• [GIVEN TASK] Retype all of the data. Every line must match exactly.

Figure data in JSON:
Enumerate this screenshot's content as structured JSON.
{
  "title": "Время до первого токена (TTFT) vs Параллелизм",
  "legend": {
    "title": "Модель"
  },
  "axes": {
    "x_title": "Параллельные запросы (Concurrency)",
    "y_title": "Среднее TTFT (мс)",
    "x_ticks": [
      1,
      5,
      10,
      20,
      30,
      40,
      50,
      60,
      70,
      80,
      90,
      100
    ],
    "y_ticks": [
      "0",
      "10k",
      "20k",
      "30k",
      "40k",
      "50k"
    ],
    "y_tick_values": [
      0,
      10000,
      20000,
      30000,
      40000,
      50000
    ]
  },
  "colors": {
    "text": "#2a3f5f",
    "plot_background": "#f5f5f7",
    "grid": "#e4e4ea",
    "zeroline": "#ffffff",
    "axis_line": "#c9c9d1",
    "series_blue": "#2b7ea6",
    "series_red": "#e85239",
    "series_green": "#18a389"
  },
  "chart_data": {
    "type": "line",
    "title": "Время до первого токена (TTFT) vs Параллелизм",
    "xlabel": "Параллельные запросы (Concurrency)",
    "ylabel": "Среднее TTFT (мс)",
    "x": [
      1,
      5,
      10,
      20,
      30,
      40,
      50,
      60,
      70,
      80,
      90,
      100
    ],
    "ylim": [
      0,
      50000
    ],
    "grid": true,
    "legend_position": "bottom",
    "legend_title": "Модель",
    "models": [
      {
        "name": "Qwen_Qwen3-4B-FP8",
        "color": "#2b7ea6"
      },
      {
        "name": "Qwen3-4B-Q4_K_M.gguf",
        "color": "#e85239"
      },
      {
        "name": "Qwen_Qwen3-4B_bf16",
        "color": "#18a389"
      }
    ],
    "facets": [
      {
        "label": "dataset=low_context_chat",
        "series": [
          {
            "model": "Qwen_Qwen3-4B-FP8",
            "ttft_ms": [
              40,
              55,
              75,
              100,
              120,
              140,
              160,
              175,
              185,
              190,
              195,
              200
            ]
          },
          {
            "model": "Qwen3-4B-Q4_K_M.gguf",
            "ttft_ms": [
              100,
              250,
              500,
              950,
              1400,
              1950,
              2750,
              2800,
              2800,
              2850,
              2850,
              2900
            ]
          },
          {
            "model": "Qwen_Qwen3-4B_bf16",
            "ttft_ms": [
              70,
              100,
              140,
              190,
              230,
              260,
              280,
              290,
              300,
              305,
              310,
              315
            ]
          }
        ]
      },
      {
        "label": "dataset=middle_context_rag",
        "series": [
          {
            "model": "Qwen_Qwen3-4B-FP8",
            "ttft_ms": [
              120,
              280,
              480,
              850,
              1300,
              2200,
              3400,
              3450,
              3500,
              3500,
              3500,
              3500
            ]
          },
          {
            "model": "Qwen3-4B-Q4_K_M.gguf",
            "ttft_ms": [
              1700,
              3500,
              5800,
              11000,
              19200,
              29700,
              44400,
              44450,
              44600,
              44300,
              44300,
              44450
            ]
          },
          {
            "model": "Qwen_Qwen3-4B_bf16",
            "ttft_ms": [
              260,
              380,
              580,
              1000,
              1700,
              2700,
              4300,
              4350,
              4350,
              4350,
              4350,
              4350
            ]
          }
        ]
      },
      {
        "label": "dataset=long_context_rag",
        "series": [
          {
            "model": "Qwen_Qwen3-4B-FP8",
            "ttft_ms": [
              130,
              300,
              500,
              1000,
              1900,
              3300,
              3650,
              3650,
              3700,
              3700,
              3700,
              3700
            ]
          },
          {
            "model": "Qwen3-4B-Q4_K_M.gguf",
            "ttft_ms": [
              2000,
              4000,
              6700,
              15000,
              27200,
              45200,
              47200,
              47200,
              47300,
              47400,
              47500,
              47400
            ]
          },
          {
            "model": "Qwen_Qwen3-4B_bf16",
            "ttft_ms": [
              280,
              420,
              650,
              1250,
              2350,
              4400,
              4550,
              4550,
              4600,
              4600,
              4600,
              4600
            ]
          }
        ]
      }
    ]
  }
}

• [SOLUTION TO THIS TASK]
Enumerate this screenshot's content as structured JSON.
{
  "title": "Время до первого токена (TTFT) vs Параллелизм",
  "legend": {
    "title": "Модель"
  },
  "axes": {
    "x_title": "Параллельные запросы (Concurrency)",
    "y_title": "Среднее TTFT (мс)",
    "x_ticks": [
      1,
      5,
      10,
      20,
      30,
      40,
      50,
      60,
      70,
      80,
      90,
      100
    ],
    "y_ticks": [
      "0",
      "10k",
      "20k",
      "30k",
      "40k",
      "50k"
    ],
    "y_tick_values": [
      0,
      10000,
      20000,
      30000,
      40000,
      50000
    ]
  },
  "colors": {
    "text": "#2a3f5f",
    "plot_background": "#f5f5f7",
    "grid": "#e4e4ea",
    "zeroline": "#ffffff",
    "axis_line": "#c9c9d1",
    "series_blue": "#2b7ea6",
    "series_red": "#e85239",
    "series_green": "#18a389"
  },
  "chart_data": {
    "type": "line",
    "title": "Время до первого токена (TTFT) vs Параллелизм",
    "xlabel": "Параллельные запросы (Concurrency)",
    "ylabel": "Среднее TTFT (мс)",
    "x": [
      1,
      5,
      10,
      20,
      30,
      40,
      50,
      60,
      70,
      80,
      90,
      100
    ],
    "ylim": [
      0,
      50000
    ],
    "grid": true,
    "legend_position": "bottom",
    "legend_title": "Модель",
    "models": [
      {
        "name": "Qwen_Qwen3-4B-FP8",
        "color": "#2b7ea6"
      },
      {
        "name": "Qwen3-4B-Q4_K_M.gguf",
        "color": "#e85239"
      },
      {
        "name": "Qwen_Qwen3-4B_bf16",
        "color": "#18a389"
      }
    ],
    "facets": [
      {
        "label": "dataset=low_context_chat",
        "series": [
          {
            "model": "Qwen_Qwen3-4B-FP8",
            "ttft_ms": [
              40,
              55,
              75,
              100,
              120,
              140,
              160,
              175,
              185,
              190,
              195,
              200
            ]
          },
          {
            "model": "Qwen3-4B-Q4_K_M.gguf",
            "ttft_ms": [
              100,
              250,
              500,
              950,
              1400,
              1950,
              2750,
              2800,
              2800,
              2850,
              2850,
              2900
            ]
          },
          {
            "model": "Qwen_Qwen3-4B_bf16",
            "ttft_ms": [
              70,
              100,
              140,
              190,
              230,
              260,
              280,
              290,
              300,
              305,
              310,
              315
            ]
          }
        ]
      },
      {
        "label": "dataset=middle_context_rag",
        "series": [
          {
            "model": "Qwen_Qwen3-4B-FP8",
            "ttft_ms": [
              120,
              280,
              480,
              850,
              1300,
              2200,
              3400,
              3450,
              3500,
              3500,
              3500,
              3500
            ]
          },
          {
            "model": "Qwen3-4B-Q4_K_M.gguf",
            "ttft_ms": [
              1700,
              3500,
              5800,
              11000,
              19200,
              29700,
              44400,
              44450,
              44600,
              44300,
              44300,
              44450
            ]
          },
          {
            "model": "Qwen_Qwen3-4B_bf16",
            "ttft_ms": [
              260,
              380,
              580,
              1000,
              1700,
              2700,
              4300,
              4350,
              4350,
              4350,
              4350,
              4350
            ]
          }
        ]
      },
      {
        "label": "dataset=long_context_rag",
        "series": [
          {
            "model": "Qwen_Qwen3-4B-FP8",
            "ttft_ms": [
              130,
              300,
              500,
              1000,
              1900,
              3300,
              3650,
              3650,
              3700,
              3700,
              3700,
              3700
            ]
          },
          {
            "model": "Qwen3-4B-Q4_K_M.gguf",
            "ttft_ms": [
              2000,
              4000,
              6700,
              15000,
              27200,
              45200,
              47200,
              47200,
              47300,
              47400,
              47500,
              47400
            ]
          },
          {
            "model": "Qwen_Qwen3-4B_bf16",
            "ttft_ms": [
              280,
              420,
              650,
              1250,
              2350,
              4400,
              4550,
              4550,
              4600,
              4600,
              4600,
              4600
            ]
          }
        ]
      }
    ]
  }
}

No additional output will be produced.